## Instructions for the task
With the images removed, return every line below exactly as it reads.

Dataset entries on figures
******************************

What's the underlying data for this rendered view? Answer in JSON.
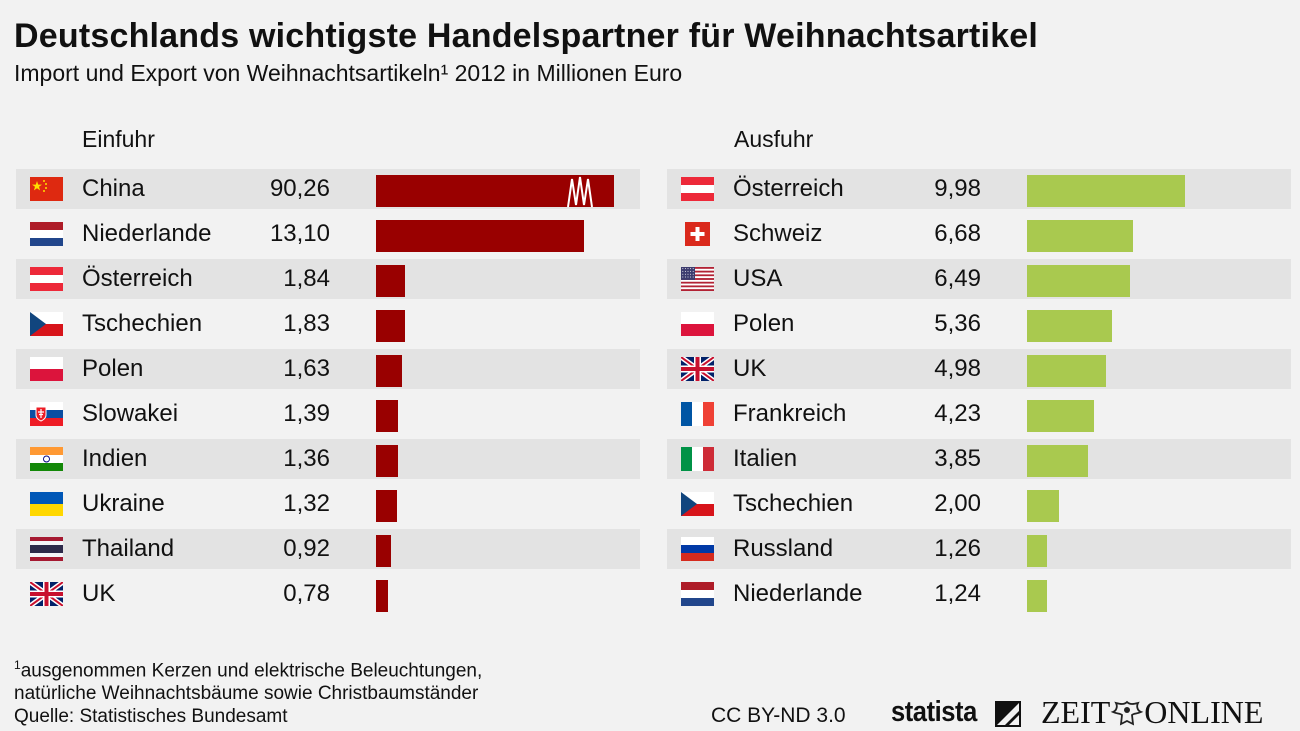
{
  "title": "Deutschlands wichtigste Handelspartner für Weihnachtsartikel",
  "subtitle": "Import und Export von Weihnachtsartikeln¹ 2012 in Millionen Euro",
  "colors": {
    "import": "#990000",
    "export": "#a9c94f",
    "row_shade": "#e3e3e3"
  },
  "chart_data": [
    {
      "type": "bar",
      "orientation": "horizontal",
      "title": "Einfuhr",
      "categories": [
        "China",
        "Niederlande",
        "Österreich",
        "Tschechien",
        "Polen",
        "Slowakei",
        "Indien",
        "Ukraine",
        "Thailand",
        "UK"
      ],
      "flags": [
        "cn",
        "nl",
        "at",
        "cz",
        "pl",
        "sk",
        "in",
        "ua",
        "th",
        "gb"
      ],
      "value_labels": [
        "90,26",
        "13,10",
        "1,84",
        "1,83",
        "1,63",
        "1,39",
        "1,36",
        "1,32",
        "0,92",
        "0,78"
      ],
      "values": [
        90.26,
        13.1,
        1.84,
        1.83,
        1.63,
        1.39,
        1.36,
        1.32,
        0.92,
        0.78
      ],
      "axis_break": {
        "series_index": 0,
        "display_value": 15.0
      },
      "xlim": [
        0,
        15
      ]
    },
    {
      "type": "bar",
      "orientation": "horizontal",
      "title": "Ausfuhr",
      "categories": [
        "Österreich",
        "Schweiz",
        "USA",
        "Polen",
        "UK",
        "Frankreich",
        "Italien",
        "Tschechien",
        "Russland",
        "Niederlande"
      ],
      "flags": [
        "at",
        "ch",
        "us",
        "pl",
        "gb",
        "fr",
        "it",
        "cz",
        "ru",
        "nl"
      ],
      "value_labels": [
        "9,98",
        "6,68",
        "6,49",
        "5,36",
        "4,98",
        "4,23",
        "3,85",
        "2,00",
        "1,26",
        "1,24"
      ],
      "values": [
        9.98,
        6.68,
        6.49,
        5.36,
        4.98,
        4.23,
        3.85,
        2.0,
        1.26,
        1.24
      ],
      "xlim": [
        0,
        20
      ]
    }
  ],
  "footnote": {
    "mark": "1",
    "line1": "ausgenommen Kerzen und elektrische Beleuchtungen,",
    "line2": "natürliche Weihnachtsbäume sowie Christbaumständer",
    "source": "Quelle: Statistisches Bundesamt"
  },
  "license": "CC BY-ND 3.0",
  "brand_statista": "statista",
  "brand_zeit": {
    "left": "ZEIT",
    "right": "ONLINE"
  }
}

******************************

## Answer to the problem
What's the underlying data for this rendered view? Answer in JSON.
{
  "title": "Deutschlands wichtigste Handelspartner für Weihnachtsartikel",
  "subtitle": "Import und Export von Weihnachtsartikeln¹ 2012 in Millionen Euro",
  "colors": {
    "import": "#990000",
    "export": "#a9c94f",
    "row_shade": "#e3e3e3"
  },
  "chart_data": [
    {
      "type": "bar",
      "orientation": "horizontal",
      "title": "Einfuhr",
      "categories": [
        "China",
        "Niederlande",
        "Österreich",
        "Tschechien",
        "Polen",
        "Slowakei",
        "Indien",
        "Ukraine",
        "Thailand",
        "UK"
      ],
      "flags": [
        "cn",
        "nl",
        "at",
        "cz",
        "pl",
        "sk",
        "in",
        "ua",
        "th",
        "gb"
      ],
      "value_labels": [
        "90,26",
        "13,10",
        "1,84",
        "1,83",
        "1,63",
        "1,39",
        "1,36",
        "1,32",
        "0,92",
        "0,78"
      ],
      "values": [
        90.26,
        13.1,
        1.84,
        1.83,
        1.63,
        1.39,
        1.36,
        1.32,
        0.92,
        0.78
      ],
      "axis_break": {
        "series_index": 0,
        "display_value": 15.0
      },
      "xlim": [
        0,
        15
      ]
    },
    {
      "type": "bar",
      "orientation": "horizontal",
      "title": "Ausfuhr",
      "categories": [
        "Österreich",
        "Schweiz",
        "USA",
        "Polen",
        "UK",
        "Frankreich",
        "Italien",
        "Tschechien",
        "Russland",
        "Niederlande"
      ],
      "flags": [
        "at",
        "ch",
        "us",
        "pl",
        "gb",
        "fr",
        "it",
        "cz",
        "ru",
        "nl"
      ],
      "value_labels": [
        "9,98",
        "6,68",
        "6,49",
        "5,36",
        "4,98",
        "4,23",
        "3,85",
        "2,00",
        "1,26",
        "1,24"
      ],
      "values": [
        9.98,
        6.68,
        6.49,
        5.36,
        4.98,
        4.23,
        3.85,
        2.0,
        1.26,
        1.24
      ],
      "xlim": [
        0,
        20
      ]
    }
  ],
  "footnote": {
    "mark": "1",
    "line1": "ausgenommen Kerzen und elektrische Beleuchtungen,",
    "line2": "natürliche Weihnachtsbäume sowie Christbaumständer",
    "source": "Quelle: Statistisches Bundesamt"
  },
  "license": "CC BY-ND 3.0",
  "brand_statista": "statista",
  "brand_zeit": {
    "left": "ZEIT",
    "right": "ONLINE"
  }
}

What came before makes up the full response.